Return the lines of the listing below verbatim, from the line with "100, 96, 116]" up to and including the line with "233, 536, 248]".

start Supplied material

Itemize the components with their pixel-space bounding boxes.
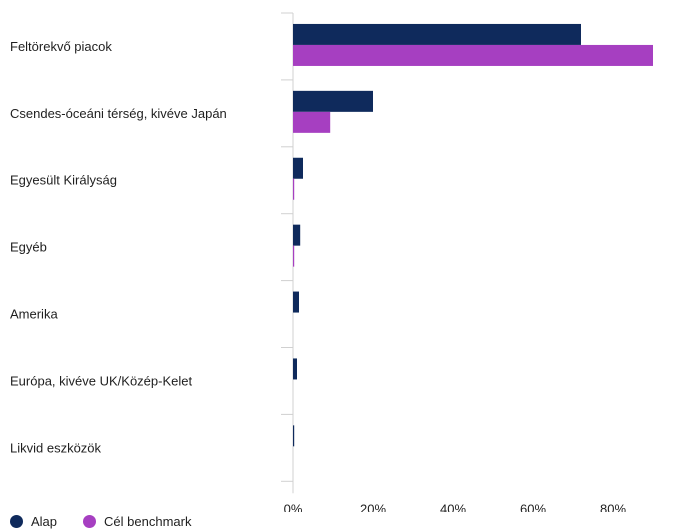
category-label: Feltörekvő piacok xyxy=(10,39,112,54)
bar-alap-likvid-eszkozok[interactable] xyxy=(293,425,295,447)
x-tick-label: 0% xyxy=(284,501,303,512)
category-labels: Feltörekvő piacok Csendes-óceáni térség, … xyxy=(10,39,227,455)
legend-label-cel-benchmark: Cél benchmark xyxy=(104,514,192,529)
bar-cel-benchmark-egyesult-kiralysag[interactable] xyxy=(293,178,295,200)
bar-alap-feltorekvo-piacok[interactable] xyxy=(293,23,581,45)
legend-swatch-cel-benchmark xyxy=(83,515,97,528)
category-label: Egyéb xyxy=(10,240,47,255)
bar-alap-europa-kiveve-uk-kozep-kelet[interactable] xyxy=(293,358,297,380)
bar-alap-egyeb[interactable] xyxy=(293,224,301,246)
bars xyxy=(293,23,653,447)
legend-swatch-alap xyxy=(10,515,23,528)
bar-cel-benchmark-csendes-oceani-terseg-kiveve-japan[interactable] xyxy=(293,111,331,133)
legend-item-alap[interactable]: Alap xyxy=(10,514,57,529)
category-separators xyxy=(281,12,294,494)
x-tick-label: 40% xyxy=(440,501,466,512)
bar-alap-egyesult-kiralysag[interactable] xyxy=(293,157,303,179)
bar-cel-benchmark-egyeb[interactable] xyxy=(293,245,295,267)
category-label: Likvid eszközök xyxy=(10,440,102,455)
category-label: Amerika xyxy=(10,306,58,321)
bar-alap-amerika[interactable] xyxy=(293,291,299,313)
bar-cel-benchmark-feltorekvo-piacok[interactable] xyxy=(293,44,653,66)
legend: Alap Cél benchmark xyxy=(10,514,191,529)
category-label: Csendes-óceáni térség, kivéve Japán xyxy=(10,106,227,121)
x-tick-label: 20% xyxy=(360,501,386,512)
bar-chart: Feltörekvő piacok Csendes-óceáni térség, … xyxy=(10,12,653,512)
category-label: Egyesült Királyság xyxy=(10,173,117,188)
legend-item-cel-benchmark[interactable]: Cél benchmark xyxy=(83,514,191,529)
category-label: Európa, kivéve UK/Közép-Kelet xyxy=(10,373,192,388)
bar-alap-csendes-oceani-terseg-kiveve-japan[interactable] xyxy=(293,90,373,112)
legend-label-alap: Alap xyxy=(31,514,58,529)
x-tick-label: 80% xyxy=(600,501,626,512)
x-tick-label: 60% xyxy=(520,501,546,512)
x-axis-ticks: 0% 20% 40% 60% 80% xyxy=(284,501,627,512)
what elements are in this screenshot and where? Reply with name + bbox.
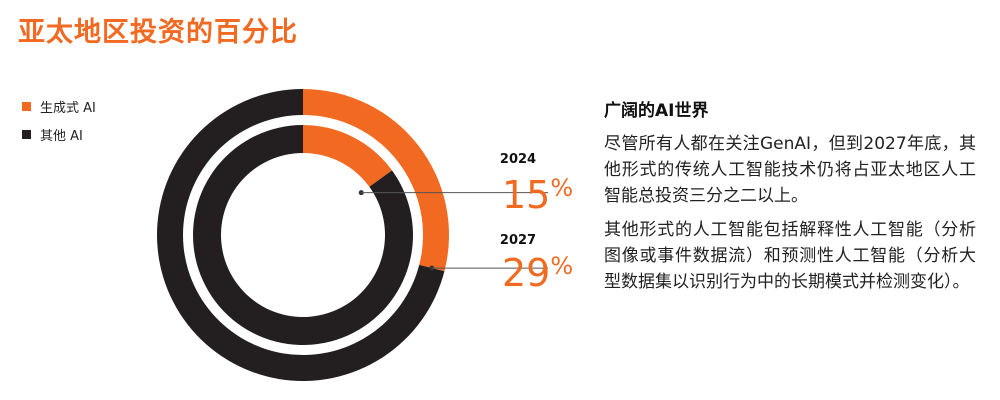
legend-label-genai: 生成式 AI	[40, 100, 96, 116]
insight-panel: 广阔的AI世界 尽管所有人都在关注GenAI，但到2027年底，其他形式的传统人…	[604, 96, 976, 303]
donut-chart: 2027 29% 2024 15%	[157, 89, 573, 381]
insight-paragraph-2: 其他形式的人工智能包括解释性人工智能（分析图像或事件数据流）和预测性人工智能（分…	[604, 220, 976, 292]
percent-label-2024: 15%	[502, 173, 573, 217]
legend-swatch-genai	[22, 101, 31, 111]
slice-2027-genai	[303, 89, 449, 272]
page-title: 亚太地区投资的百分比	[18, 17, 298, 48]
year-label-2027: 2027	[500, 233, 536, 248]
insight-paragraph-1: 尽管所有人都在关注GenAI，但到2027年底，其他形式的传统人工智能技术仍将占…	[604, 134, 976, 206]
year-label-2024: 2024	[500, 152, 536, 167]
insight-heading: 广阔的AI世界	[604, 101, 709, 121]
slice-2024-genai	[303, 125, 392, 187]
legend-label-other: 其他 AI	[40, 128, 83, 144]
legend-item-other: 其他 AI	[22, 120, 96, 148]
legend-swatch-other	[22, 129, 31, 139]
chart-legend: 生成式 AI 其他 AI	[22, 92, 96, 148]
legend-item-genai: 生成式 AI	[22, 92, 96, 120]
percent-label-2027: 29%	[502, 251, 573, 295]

end Supplied material

Answer ->
legend-label-genai: 生成式 AI	[40, 100, 96, 116]
insight-panel: 广阔的AI世界 尽管所有人都在关注GenAI，但到2027年底，其他形式的传统人…	[604, 96, 976, 303]
donut-chart: 2027 29% 2024 15%	[157, 89, 573, 381]
insight-paragraph-2: 其他形式的人工智能包括解释性人工智能（分析图像或事件数据流）和预测性人工智能（分…	[604, 220, 976, 292]
percent-label-2024: 15%	[502, 173, 573, 217]
legend-swatch-genai	[22, 101, 31, 111]
slice-2027-genai	[303, 89, 449, 272]
page-title: 亚太地区投资的百分比	[18, 17, 298, 48]
year-label-2027: 2027	[500, 233, 536, 248]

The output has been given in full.